Transcribe the listing word for word.
### Supplied data
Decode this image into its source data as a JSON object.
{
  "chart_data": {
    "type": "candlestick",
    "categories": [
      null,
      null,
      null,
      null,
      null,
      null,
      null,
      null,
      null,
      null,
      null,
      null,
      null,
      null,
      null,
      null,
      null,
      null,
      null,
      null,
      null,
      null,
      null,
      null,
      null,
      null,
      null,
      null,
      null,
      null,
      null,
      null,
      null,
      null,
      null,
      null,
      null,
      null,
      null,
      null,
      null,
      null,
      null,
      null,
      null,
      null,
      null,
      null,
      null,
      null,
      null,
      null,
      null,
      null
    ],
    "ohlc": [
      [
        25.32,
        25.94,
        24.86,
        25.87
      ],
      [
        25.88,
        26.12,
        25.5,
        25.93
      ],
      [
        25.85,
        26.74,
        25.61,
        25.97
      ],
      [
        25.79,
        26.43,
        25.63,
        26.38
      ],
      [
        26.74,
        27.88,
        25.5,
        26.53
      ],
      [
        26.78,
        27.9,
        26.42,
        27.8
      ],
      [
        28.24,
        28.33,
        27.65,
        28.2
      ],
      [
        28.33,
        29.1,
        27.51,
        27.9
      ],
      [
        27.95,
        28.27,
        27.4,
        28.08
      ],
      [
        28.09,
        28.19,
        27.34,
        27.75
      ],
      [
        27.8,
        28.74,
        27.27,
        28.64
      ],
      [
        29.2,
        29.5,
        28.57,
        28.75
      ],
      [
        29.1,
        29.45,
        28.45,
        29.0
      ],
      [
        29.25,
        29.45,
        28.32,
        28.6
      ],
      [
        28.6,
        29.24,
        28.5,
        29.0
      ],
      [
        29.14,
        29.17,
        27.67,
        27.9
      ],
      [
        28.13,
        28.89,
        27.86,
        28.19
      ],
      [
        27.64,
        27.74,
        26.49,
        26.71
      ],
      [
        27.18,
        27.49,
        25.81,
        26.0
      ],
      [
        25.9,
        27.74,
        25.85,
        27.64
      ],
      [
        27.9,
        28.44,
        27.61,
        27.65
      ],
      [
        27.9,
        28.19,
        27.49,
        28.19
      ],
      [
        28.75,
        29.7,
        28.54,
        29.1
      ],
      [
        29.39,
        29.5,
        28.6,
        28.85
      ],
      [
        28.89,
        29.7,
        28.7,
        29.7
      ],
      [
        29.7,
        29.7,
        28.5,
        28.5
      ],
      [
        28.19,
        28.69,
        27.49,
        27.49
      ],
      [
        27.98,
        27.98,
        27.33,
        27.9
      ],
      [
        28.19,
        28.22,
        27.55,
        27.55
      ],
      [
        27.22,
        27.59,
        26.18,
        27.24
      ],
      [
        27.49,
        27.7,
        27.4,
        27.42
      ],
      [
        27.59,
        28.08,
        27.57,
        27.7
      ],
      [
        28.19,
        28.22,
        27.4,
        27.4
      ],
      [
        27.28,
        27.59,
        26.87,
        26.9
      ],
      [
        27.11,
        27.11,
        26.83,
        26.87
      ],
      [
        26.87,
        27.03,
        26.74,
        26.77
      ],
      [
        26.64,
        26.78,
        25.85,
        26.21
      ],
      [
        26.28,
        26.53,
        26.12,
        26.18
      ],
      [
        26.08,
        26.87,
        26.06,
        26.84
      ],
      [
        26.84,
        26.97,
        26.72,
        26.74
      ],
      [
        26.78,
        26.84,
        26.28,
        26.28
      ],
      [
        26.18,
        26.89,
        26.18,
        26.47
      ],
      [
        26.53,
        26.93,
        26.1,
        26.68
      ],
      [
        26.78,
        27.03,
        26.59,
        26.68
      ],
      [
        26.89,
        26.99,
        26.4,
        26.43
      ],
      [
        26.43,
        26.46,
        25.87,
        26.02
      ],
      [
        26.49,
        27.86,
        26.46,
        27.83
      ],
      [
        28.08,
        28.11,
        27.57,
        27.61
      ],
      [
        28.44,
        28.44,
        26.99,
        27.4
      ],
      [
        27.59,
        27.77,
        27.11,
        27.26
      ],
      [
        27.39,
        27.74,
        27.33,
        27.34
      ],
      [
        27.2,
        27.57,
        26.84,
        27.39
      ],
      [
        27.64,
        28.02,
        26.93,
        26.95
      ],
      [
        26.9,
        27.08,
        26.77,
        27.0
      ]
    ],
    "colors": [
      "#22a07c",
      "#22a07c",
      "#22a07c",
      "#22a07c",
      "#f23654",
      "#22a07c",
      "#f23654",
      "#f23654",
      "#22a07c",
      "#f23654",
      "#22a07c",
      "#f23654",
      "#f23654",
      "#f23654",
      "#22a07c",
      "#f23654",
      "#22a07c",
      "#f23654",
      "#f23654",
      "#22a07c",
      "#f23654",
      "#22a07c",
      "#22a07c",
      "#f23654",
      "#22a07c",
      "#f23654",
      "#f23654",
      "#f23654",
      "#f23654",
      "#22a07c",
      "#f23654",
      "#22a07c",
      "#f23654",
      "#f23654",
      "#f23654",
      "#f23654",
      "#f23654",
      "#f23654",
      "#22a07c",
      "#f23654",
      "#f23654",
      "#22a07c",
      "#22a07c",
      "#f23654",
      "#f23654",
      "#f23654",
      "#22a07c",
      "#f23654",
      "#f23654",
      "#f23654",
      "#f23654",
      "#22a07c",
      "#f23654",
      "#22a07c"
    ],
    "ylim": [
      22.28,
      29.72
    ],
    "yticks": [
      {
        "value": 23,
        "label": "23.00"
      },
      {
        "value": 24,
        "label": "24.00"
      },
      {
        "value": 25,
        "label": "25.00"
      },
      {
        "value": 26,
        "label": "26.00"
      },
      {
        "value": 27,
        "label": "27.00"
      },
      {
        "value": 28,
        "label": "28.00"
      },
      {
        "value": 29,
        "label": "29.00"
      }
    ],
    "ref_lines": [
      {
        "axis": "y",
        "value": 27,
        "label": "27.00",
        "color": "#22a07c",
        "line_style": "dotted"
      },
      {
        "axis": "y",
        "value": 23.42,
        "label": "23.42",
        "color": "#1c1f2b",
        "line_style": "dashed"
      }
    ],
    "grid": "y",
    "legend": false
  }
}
######
Task output
Decode this image into its source data as a JSON object.
{
  "chart_data": {
    "type": "candlestick",
    "categories": [
      null,
      null,
      null,
      null,
      null,
      null,
      null,
      null,
      null,
      null,
      null,
      null,
      null,
      null,
      null,
      null,
      null,
      null,
      null,
      null,
      null,
      null,
      null,
      null,
      null,
      null,
      null,
      null,
      null,
      null,
      null,
      null,
      null,
      null,
      null,
      null,
      null,
      null,
      null,
      null,
      null,
      null,
      null,
      null,
      null,
      null,
      null,
      null,
      null,
      null,
      null,
      null,
      null,
      null
    ],
    "ohlc": [
      [
        25.32,
        25.94,
        24.86,
        25.87
      ],
      [
        25.88,
        26.12,
        25.5,
        25.93
      ],
      [
        25.85,
        26.74,
        25.61,
        25.97
      ],
      [
        25.79,
        26.43,
        25.63,
        26.38
      ],
      [
        26.74,
        27.88,
        25.5,
        26.53
      ],
      [
        26.78,
        27.9,
        26.42,
        27.8
      ],
      [
        28.24,
        28.33,
        27.65,
        28.2
      ],
      [
        28.33,
        29.1,
        27.51,
        27.9
      ],
      [
        27.95,
        28.27,
        27.4,
        28.08
      ],
      [
        28.09,
        28.19,
        27.34,
        27.75
      ],
      [
        27.8,
        28.74,
        27.27,
        28.64
      ],
      [
        29.2,
        29.5,
        28.57,
        28.75
      ],
      [
        29.1,
        29.45,
        28.45,
        29.0
      ],
      [
        29.25,
        29.45,
        28.32,
        28.6
      ],
      [
        28.6,
        29.24,
        28.5,
        29.0
      ],
      [
        29.14,
        29.17,
        27.67,
        27.9
      ],
      [
        28.13,
        28.89,
        27.86,
        28.19
      ],
      [
        27.64,
        27.74,
        26.49,
        26.71
      ],
      [
        27.18,
        27.49,
        25.81,
        26.0
      ],
      [
        25.9,
        27.74,
        25.85,
        27.64
      ],
      [
        27.9,
        28.44,
        27.61,
        27.65
      ],
      [
        27.9,
        28.19,
        27.49,
        28.19
      ],
      [
        28.75,
        29.7,
        28.54,
        29.1
      ],
      [
        29.39,
        29.5,
        28.6,
        28.85
      ],
      [
        28.89,
        29.7,
        28.7,
        29.7
      ],
      [
        29.7,
        29.7,
        28.5,
        28.5
      ],
      [
        28.19,
        28.69,
        27.49,
        27.49
      ],
      [
        27.98,
        27.98,
        27.33,
        27.9
      ],
      [
        28.19,
        28.22,
        27.55,
        27.55
      ],
      [
        27.22,
        27.59,
        26.18,
        27.24
      ],
      [
        27.49,
        27.7,
        27.4,
        27.42
      ],
      [
        27.59,
        28.08,
        27.57,
        27.7
      ],
      [
        28.19,
        28.22,
        27.4,
        27.4
      ],
      [
        27.28,
        27.59,
        26.87,
        26.9
      ],
      [
        27.11,
        27.11,
        26.83,
        26.87
      ],
      [
        26.87,
        27.03,
        26.74,
        26.77
      ],
      [
        26.64,
        26.78,
        25.85,
        26.21
      ],
      [
        26.28,
        26.53,
        26.12,
        26.18
      ],
      [
        26.08,
        26.87,
        26.06,
        26.84
      ],
      [
        26.84,
        26.97,
        26.72,
        26.74
      ],
      [
        26.78,
        26.84,
        26.28,
        26.28
      ],
      [
        26.18,
        26.89,
        26.18,
        26.47
      ],
      [
        26.53,
        26.93,
        26.1,
        26.68
      ],
      [
        26.78,
        27.03,
        26.59,
        26.68
      ],
      [
        26.89,
        26.99,
        26.4,
        26.43
      ],
      [
        26.43,
        26.46,
        25.87,
        26.02
      ],
      [
        26.49,
        27.86,
        26.46,
        27.83
      ],
      [
        28.08,
        28.11,
        27.57,
        27.61
      ],
      [
        28.44,
        28.44,
        26.99,
        27.4
      ],
      [
        27.59,
        27.77,
        27.11,
        27.26
      ],
      [
        27.39,
        27.74,
        27.33,
        27.34
      ],
      [
        27.2,
        27.57,
        26.84,
        27.39
      ],
      [
        27.64,
        28.02,
        26.93,
        26.95
      ],
      [
        26.9,
        27.08,
        26.77,
        27.0
      ]
    ],
    "colors": [
      "#22a07c",
      "#22a07c",
      "#22a07c",
      "#22a07c",
      "#f23654",
      "#22a07c",
      "#f23654",
      "#f23654",
      "#22a07c",
      "#f23654",
      "#22a07c",
      "#f23654",
      "#f23654",
      "#f23654",
      "#22a07c",
      "#f23654",
      "#22a07c",
      "#f23654",
      "#f23654",
      "#22a07c",
      "#f23654",
      "#22a07c",
      "#22a07c",
      "#f23654",
      "#22a07c",
      "#f23654",
      "#f23654",
      "#f23654",
      "#f23654",
      "#22a07c",
      "#f23654",
      "#22a07c",
      "#f23654",
      "#f23654",
      "#f23654",
      "#f23654",
      "#f23654",
      "#f23654",
      "#22a07c",
      "#f23654",
      "#f23654",
      "#22a07c",
      "#22a07c",
      "#f23654",
      "#f23654",
      "#f23654",
      "#22a07c",
      "#f23654",
      "#f23654",
      "#f23654",
      "#f23654",
      "#22a07c",
      "#f23654",
      "#22a07c"
    ],
    "ylim": [
      22.28,
      29.72
    ],
    "yticks": [
      {
        "value": 23,
        "label": "23.00"
      },
      {
        "value": 24,
        "label": "24.00"
      },
      {
        "value": 25,
        "label": "25.00"
      },
      {
        "value": 26,
        "label": "26.00"
      },
      {
        "value": 27,
        "label": "27.00"
      },
      {
        "value": 28,
        "label": "28.00"
      },
      {
        "value": 29,
        "label": "29.00"
      }
    ],
    "ref_lines": [
      {
        "axis": "y",
        "value": 27,
        "label": "27.00",
        "color": "#22a07c",
        "line_style": "dotted"
      },
      {
        "axis": "y",
        "value": 23.42,
        "label": "23.42",
        "color": "#1c1f2b",
        "line_style": "dashed"
      }
    ],
    "grid": "y",
    "legend": false
  }
}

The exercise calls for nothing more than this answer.